Written exercise => Tally up the lines below that include the word "interesadas". Answer with the number alone.

Dataset entries =>
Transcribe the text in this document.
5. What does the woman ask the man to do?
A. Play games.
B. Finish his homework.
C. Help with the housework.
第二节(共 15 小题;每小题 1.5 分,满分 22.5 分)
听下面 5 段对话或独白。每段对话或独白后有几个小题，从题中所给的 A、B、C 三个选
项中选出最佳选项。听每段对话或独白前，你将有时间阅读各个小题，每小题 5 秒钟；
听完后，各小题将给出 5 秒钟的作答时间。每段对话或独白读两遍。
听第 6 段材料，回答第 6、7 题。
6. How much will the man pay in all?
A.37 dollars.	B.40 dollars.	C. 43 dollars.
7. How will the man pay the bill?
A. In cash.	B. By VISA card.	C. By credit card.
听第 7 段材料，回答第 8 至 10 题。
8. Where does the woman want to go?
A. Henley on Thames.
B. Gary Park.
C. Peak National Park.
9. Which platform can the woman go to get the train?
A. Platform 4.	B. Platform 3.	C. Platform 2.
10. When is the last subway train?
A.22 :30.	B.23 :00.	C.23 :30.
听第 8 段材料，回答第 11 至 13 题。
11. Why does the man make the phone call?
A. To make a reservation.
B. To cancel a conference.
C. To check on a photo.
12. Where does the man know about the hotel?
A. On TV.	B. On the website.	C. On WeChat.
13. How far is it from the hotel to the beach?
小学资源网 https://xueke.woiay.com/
...
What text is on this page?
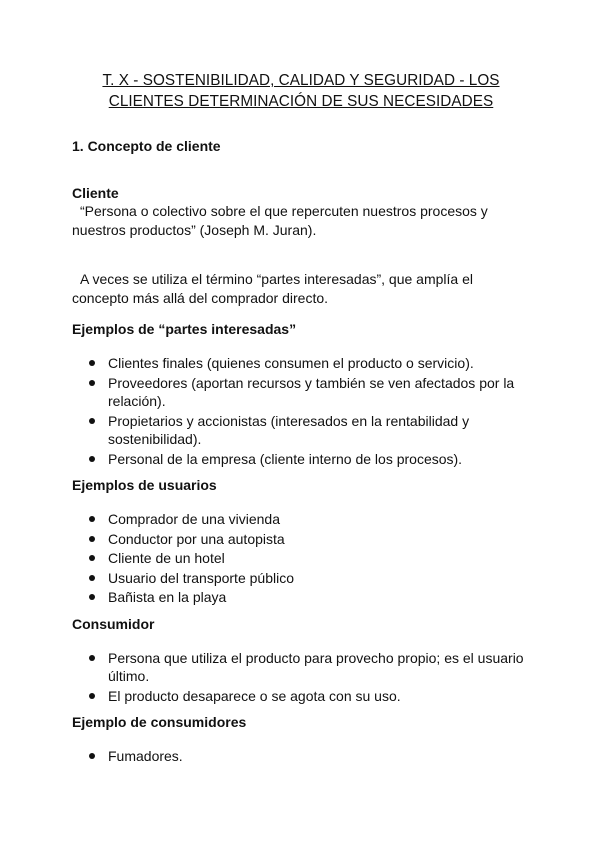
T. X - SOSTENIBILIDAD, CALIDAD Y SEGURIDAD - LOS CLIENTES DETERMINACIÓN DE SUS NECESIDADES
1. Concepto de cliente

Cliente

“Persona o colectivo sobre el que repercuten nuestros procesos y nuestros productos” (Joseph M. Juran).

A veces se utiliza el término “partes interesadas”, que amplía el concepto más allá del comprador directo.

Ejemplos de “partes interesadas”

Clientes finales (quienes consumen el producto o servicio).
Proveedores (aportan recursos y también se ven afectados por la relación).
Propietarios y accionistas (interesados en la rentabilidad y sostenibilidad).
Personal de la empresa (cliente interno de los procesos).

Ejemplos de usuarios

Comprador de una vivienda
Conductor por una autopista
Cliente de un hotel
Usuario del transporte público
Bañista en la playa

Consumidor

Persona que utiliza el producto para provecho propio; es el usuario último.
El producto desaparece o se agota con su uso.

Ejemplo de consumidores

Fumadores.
---
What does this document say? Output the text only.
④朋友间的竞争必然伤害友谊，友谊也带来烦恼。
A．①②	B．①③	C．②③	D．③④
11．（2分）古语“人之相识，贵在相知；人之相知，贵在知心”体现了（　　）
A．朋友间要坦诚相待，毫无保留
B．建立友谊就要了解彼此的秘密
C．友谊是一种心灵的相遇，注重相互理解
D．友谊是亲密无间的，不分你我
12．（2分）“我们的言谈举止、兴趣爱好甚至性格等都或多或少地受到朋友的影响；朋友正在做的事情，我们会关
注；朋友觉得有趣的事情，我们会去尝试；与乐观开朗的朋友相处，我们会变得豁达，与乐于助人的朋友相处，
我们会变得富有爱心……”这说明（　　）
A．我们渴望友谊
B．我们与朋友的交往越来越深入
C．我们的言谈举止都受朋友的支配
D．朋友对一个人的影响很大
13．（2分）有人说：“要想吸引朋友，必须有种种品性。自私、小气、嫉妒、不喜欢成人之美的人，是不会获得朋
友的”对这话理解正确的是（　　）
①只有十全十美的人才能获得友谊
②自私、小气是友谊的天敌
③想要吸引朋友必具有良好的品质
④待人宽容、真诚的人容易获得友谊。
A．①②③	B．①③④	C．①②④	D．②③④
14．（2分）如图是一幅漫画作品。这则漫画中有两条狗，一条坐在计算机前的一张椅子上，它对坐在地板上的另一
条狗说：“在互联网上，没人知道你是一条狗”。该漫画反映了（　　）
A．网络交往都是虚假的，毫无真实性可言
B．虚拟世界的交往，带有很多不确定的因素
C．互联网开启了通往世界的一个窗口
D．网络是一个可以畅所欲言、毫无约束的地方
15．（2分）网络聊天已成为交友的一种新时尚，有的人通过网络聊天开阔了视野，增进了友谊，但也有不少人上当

Answer to this exercise => 2